→ THE REQUEST
Select the lines of the records containing the word "Results" and list them.

→ DATASET ROWS
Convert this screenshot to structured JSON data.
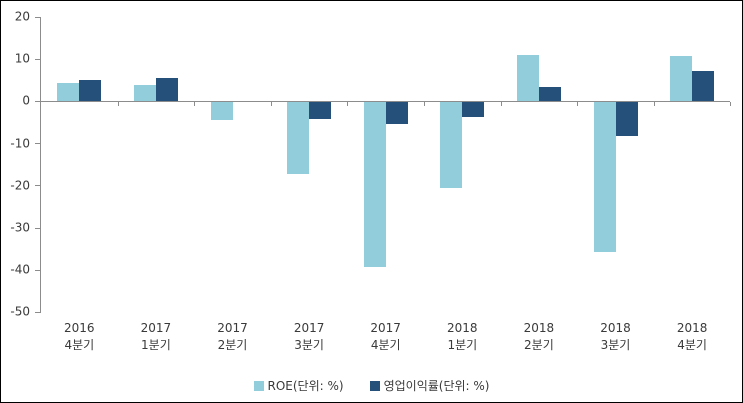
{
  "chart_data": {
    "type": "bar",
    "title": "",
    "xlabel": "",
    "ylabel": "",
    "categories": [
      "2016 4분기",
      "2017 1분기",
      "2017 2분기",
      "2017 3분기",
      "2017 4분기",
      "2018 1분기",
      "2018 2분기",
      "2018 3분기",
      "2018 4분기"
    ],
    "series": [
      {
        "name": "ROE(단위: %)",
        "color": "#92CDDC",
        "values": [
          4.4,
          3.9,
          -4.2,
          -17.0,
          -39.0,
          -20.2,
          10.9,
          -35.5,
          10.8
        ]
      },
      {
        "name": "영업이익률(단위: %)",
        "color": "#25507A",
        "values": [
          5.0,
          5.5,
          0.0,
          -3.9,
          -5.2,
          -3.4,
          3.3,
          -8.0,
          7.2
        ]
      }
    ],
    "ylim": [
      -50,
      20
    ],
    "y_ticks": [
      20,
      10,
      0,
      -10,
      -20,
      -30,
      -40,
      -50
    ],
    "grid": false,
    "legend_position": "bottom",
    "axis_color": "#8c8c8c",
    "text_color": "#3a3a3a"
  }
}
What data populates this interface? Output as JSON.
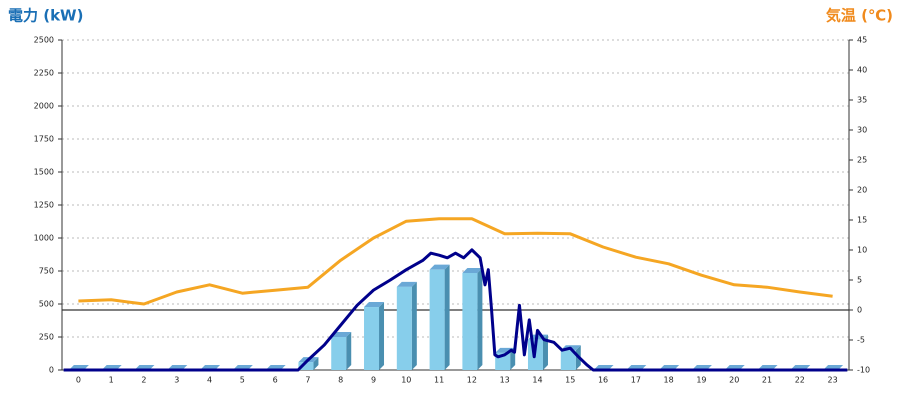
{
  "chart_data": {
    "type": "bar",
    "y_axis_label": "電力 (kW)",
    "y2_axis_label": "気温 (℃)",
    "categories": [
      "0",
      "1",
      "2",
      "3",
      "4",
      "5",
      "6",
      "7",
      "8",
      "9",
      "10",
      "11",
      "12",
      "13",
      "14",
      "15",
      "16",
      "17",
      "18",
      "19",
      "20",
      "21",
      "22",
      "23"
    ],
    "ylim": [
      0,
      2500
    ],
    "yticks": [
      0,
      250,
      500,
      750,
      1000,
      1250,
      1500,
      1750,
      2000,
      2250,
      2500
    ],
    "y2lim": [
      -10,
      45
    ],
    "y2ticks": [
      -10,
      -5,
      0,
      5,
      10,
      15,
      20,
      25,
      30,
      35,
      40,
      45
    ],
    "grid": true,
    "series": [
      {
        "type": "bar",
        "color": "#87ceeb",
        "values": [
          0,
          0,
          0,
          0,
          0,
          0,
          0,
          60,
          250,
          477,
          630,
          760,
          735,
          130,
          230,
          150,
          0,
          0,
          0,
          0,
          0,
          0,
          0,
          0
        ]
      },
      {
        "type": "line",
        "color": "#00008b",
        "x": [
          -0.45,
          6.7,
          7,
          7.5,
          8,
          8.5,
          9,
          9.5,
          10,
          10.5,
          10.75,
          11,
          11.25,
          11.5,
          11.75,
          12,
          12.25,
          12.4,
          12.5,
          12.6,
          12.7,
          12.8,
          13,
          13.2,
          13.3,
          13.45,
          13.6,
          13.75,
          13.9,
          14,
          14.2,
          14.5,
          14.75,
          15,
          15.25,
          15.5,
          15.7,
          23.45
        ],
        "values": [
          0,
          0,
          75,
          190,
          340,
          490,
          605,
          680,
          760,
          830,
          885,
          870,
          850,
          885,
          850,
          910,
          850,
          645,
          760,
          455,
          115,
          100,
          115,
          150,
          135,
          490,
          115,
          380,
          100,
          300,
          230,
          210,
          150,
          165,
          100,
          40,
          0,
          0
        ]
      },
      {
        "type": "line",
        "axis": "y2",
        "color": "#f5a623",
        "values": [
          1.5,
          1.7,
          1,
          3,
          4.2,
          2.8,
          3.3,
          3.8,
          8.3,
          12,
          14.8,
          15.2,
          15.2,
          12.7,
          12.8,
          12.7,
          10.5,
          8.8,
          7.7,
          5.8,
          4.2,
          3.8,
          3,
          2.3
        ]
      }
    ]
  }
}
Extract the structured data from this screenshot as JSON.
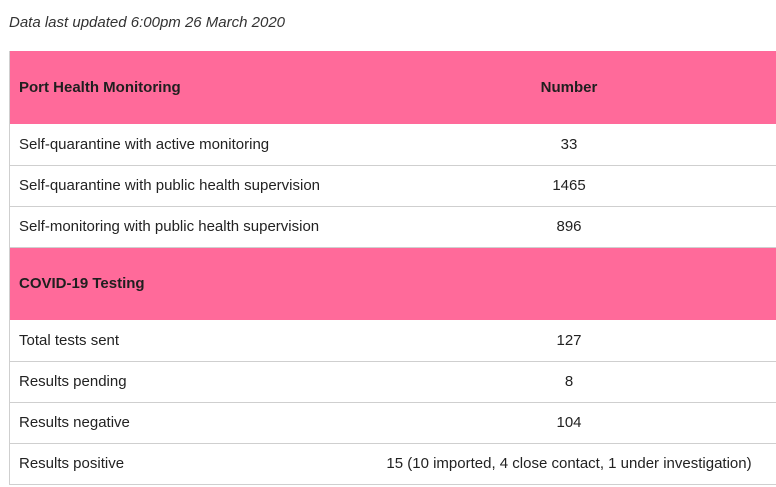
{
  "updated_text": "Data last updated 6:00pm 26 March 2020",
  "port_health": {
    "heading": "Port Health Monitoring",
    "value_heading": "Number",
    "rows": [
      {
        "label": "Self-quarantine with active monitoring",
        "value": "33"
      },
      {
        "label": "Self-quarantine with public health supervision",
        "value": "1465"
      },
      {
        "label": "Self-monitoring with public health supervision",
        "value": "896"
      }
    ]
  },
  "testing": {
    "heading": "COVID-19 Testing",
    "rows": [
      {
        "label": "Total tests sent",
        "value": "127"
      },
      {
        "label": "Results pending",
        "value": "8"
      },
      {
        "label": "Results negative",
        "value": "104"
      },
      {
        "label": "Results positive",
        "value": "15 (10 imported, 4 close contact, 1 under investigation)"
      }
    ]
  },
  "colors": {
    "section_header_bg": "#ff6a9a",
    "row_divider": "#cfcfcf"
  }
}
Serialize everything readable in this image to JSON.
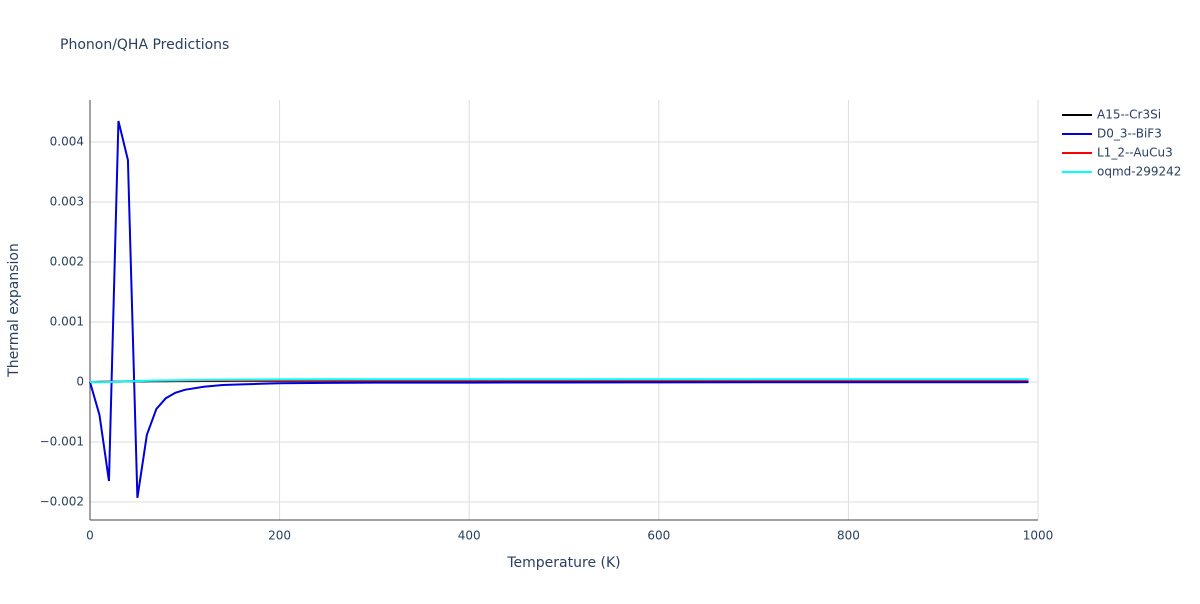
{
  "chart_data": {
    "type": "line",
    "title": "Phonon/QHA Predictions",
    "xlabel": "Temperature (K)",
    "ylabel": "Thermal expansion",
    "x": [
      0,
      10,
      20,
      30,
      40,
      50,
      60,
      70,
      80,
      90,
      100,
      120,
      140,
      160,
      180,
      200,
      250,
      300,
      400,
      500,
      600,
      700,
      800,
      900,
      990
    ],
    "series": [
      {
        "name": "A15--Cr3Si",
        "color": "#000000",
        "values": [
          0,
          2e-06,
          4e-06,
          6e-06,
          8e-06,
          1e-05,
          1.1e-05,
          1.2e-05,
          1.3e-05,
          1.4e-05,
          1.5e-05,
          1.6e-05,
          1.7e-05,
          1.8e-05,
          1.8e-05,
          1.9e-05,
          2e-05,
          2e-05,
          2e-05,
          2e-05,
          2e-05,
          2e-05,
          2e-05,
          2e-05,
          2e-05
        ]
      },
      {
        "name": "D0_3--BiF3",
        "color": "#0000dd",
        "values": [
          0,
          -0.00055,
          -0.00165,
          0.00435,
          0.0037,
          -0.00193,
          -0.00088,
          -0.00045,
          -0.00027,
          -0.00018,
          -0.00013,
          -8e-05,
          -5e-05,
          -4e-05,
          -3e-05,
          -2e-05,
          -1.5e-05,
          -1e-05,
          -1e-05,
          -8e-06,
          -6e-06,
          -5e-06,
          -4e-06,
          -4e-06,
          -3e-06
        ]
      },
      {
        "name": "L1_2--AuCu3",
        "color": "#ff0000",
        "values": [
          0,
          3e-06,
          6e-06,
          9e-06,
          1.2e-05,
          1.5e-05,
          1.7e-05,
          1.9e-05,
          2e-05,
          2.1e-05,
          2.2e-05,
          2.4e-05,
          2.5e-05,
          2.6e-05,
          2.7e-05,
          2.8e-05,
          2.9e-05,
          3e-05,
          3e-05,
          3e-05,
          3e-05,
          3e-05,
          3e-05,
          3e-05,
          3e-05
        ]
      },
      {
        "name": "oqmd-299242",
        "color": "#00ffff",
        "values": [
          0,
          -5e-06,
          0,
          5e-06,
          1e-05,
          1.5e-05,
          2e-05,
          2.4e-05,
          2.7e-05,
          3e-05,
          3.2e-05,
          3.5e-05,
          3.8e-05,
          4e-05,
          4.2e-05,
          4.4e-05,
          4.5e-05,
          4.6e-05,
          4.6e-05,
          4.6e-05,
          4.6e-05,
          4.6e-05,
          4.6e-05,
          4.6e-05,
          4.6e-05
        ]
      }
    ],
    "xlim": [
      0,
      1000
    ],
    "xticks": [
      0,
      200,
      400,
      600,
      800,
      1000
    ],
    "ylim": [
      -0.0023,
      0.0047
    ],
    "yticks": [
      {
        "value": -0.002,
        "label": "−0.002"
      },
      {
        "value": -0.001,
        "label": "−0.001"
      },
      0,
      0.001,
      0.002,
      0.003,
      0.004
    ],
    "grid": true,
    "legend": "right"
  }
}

→ OUTPUT BELOW
        "label": "Results pending",
        "label": "Results negative",
        "label": "Results positive",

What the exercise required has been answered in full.